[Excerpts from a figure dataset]
— Begin —

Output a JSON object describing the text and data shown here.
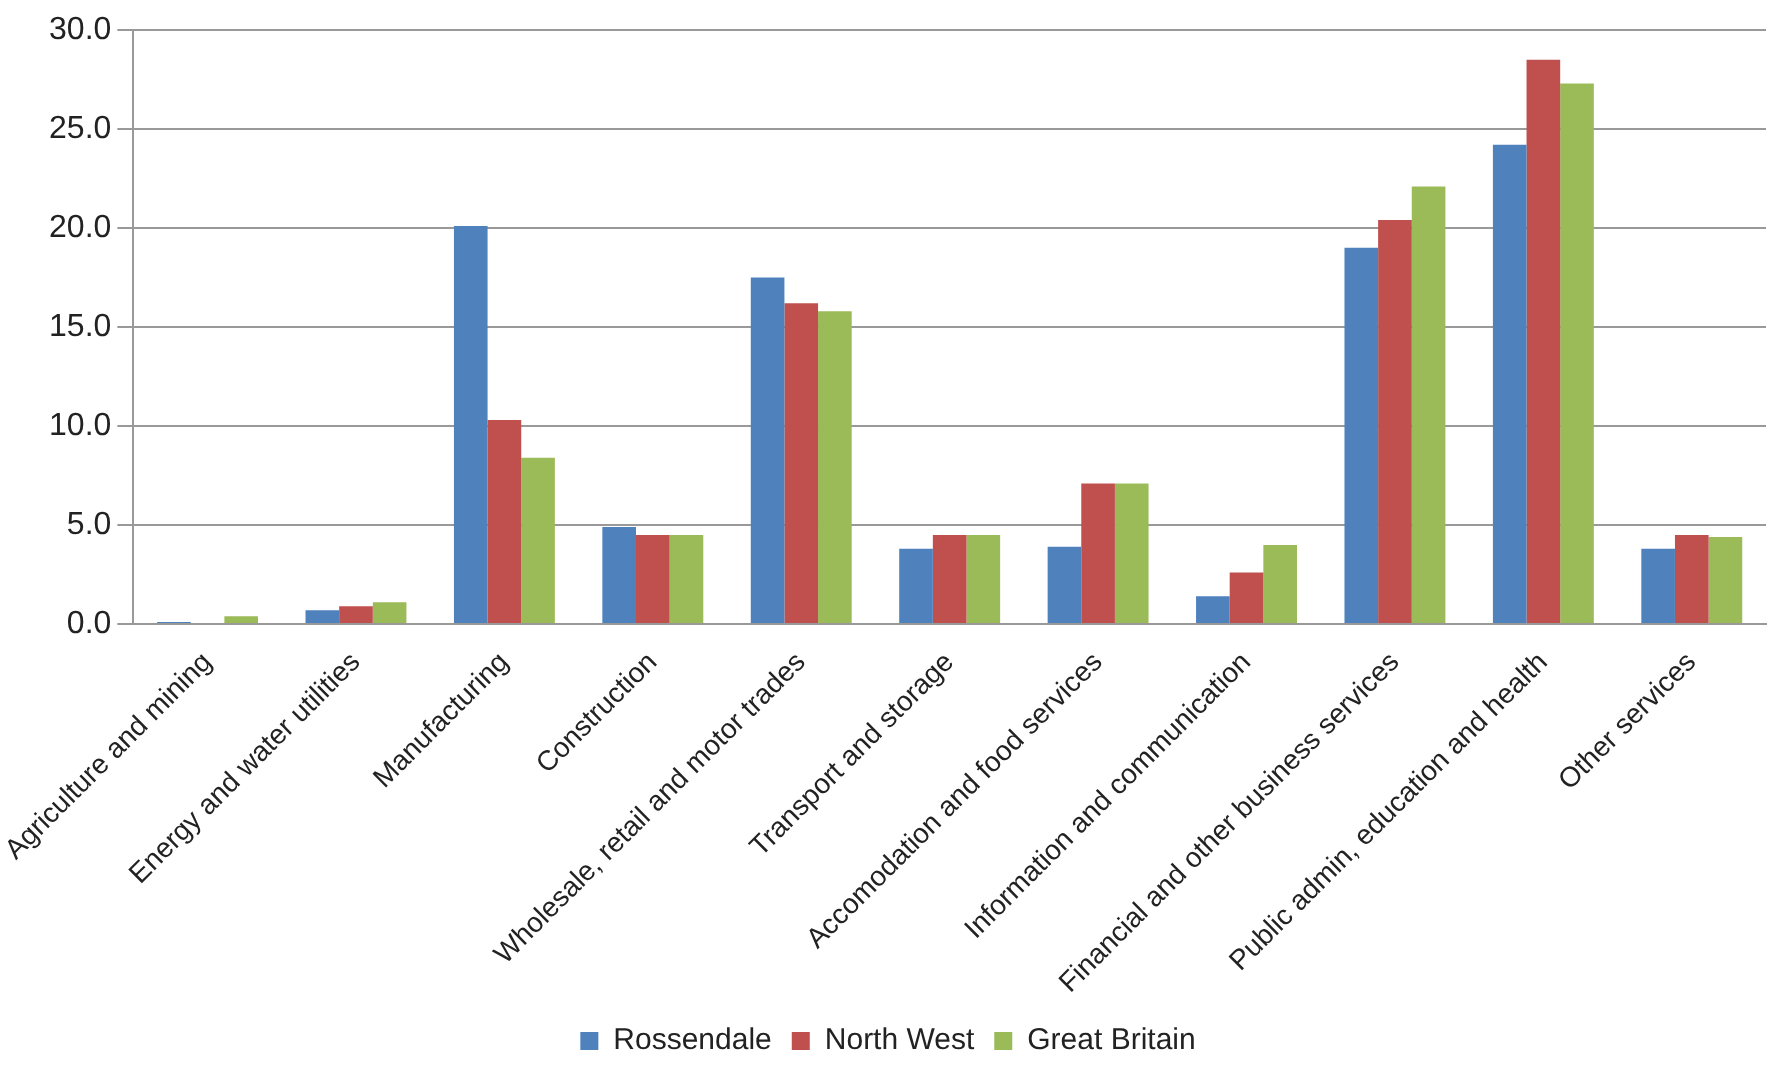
{
  "chart_data": {
    "type": "bar",
    "categories": [
      "Agriculture and mining",
      "Energy and water utilities",
      "Manufacturing",
      "Construction",
      "Wholesale, retail and motor trades",
      "Transport and storage",
      "Accomodation and food services",
      "Information and communication",
      "Financial and other business services",
      "Public admin, education and health",
      "Other services"
    ],
    "series": [
      {
        "name": "Rossendale",
        "color": "#4f81bd",
        "values": [
          0.1,
          0.7,
          20.1,
          4.9,
          17.5,
          3.8,
          3.9,
          1.4,
          19.0,
          24.2,
          3.8
        ]
      },
      {
        "name": "North West",
        "color": "#c0504d",
        "values": [
          0,
          0.9,
          10.3,
          4.5,
          16.2,
          4.5,
          7.1,
          2.6,
          20.4,
          28.5,
          4.5
        ]
      },
      {
        "name": "Great Britain",
        "color": "#9bbb59",
        "values": [
          0.4,
          1.1,
          8.4,
          4.5,
          15.8,
          4.5,
          7.1,
          4.0,
          22.1,
          27.3,
          4.4
        ]
      }
    ],
    "ylim": [
      0,
      30
    ],
    "yticks": [
      {
        "value": 0,
        "label": "0.0"
      },
      {
        "value": 5,
        "label": "5.0"
      },
      {
        "value": 10,
        "label": "10.0"
      },
      {
        "value": 15,
        "label": "15.0"
      },
      {
        "value": 20,
        "label": "20.0"
      },
      {
        "value": 25,
        "label": "25.0"
      },
      {
        "value": 30,
        "label": "30.0"
      }
    ],
    "grid": "y",
    "legend": "bottom"
  }
}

— End —

Without the pictures, print the whole listing exactly as given.

Result below
Output a JSON object describing the text and data shown here.
{
  "chart_data": {
    "type": "bar",
    "categories": [
      "Agriculture and mining",
      "Energy and water utilities",
      "Manufacturing",
      "Construction",
      "Wholesale, retail and motor trades",
      "Transport and storage",
      "Accomodation and food services",
      "Information and communication",
      "Financial and other business services",
      "Public admin, education and health",
      "Other services"
    ],
    "series": [
      {
        "name": "Rossendale",
        "color": "#4f81bd",
        "values": [
          0.1,
          0.7,
          20.1,
          4.9,
          17.5,
          3.8,
          3.9,
          1.4,
          19.0,
          24.2,
          3.8
        ]
      },
      {
        "name": "North West",
        "color": "#c0504d",
        "values": [
          0,
          0.9,
          10.3,
          4.5,
          16.2,
          4.5,
          7.1,
          2.6,
          20.4,
          28.5,
          4.5
        ]
      },
      {
        "name": "Great Britain",
        "color": "#9bbb59",
        "values": [
          0.4,
          1.1,
          8.4,
          4.5,
          15.8,
          4.5,
          7.1,
          4.0,
          22.1,
          27.3,
          4.4
        ]
      }
    ],
    "ylim": [
      0,
      30
    ],
    "yticks": [
      {
        "value": 0,
        "label": "0.0"
      },
      {
        "value": 5,
        "label": "5.0"
      },
      {
        "value": 10,
        "label": "10.0"
      },
      {
        "value": 15,
        "label": "15.0"
      },
      {
        "value": 20,
        "label": "20.0"
      },
      {
        "value": 25,
        "label": "25.0"
      },
      {
        "value": 30,
        "label": "30.0"
      }
    ],
    "grid": "y",
    "legend": "bottom"
  }
}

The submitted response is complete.